# WRITTEN EXERCISE
Reproduce the records below in their entirety, character for character.

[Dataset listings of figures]
--- START ---
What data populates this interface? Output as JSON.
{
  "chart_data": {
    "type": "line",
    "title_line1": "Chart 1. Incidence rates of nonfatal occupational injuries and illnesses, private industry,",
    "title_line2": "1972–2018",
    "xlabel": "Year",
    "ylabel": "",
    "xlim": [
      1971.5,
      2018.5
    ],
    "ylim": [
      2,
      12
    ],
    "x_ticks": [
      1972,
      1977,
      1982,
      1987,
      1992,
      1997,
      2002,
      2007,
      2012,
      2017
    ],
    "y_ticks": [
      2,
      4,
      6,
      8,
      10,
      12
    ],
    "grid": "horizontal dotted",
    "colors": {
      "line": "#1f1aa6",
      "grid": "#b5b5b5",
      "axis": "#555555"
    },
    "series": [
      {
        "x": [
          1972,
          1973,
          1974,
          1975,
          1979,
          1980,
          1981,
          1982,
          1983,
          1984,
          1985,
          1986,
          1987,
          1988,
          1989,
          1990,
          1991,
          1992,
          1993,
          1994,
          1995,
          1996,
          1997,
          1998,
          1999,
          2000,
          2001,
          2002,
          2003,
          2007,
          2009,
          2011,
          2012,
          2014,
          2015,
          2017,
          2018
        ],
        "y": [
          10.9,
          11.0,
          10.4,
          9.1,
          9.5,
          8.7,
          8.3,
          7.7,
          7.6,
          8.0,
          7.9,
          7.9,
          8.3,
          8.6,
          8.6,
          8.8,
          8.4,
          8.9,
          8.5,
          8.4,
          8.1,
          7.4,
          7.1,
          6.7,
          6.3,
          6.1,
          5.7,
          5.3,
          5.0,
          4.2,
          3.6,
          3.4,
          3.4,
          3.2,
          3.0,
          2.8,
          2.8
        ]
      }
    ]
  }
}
--- END ---
# ANSWER TO THE PROBLEM
What data populates this interface? Output as JSON.
{
  "chart_data": {
    "type": "line",
    "title_line1": "Chart 1. Incidence rates of nonfatal occupational injuries and illnesses, private industry,",
    "title_line2": "1972–2018",
    "xlabel": "Year",
    "ylabel": "",
    "xlim": [
      1971.5,
      2018.5
    ],
    "ylim": [
      2,
      12
    ],
    "x_ticks": [
      1972,
      1977,
      1982,
      1987,
      1992,
      1997,
      2002,
      2007,
      2012,
      2017
    ],
    "y_ticks": [
      2,
      4,
      6,
      8,
      10,
      12
    ],
    "grid": "horizontal dotted",
    "colors": {
      "line": "#1f1aa6",
      "grid": "#b5b5b5",
      "axis": "#555555"
    },
    "series": [
      {
        "x": [
          1972,
          1973,
          1974,
          1975,
          1979,
          1980,
          1981,
          1982,
          1983,
          1984,
          1985,
          1986,
          1987,
          1988,
          1989,
          1990,
          1991,
          1992,
          1993,
          1994,
          1995,
          1996,
          1997,
          1998,
          1999,
          2000,
          2001,
          2002,
          2003,
          2007,
          2009,
          2011,
          2012,
          2014,
          2015,
          2017,
          2018
        ],
        "y": [
          10.9,
          11.0,
          10.4,
          9.1,
          9.5,
          8.7,
          8.3,
          7.7,
          7.6,
          8.0,
          7.9,
          7.9,
          8.3,
          8.6,
          8.6,
          8.8,
          8.4,
          8.9,
          8.5,
          8.4,
          8.1,
          7.4,
          7.1,
          6.7,
          6.3,
          6.1,
          5.7,
          5.3,
          5.0,
          4.2,
          3.6,
          3.4,
          3.4,
          3.2,
          3.0,
          2.8,
          2.8
        ]
      }
    ]
  }
}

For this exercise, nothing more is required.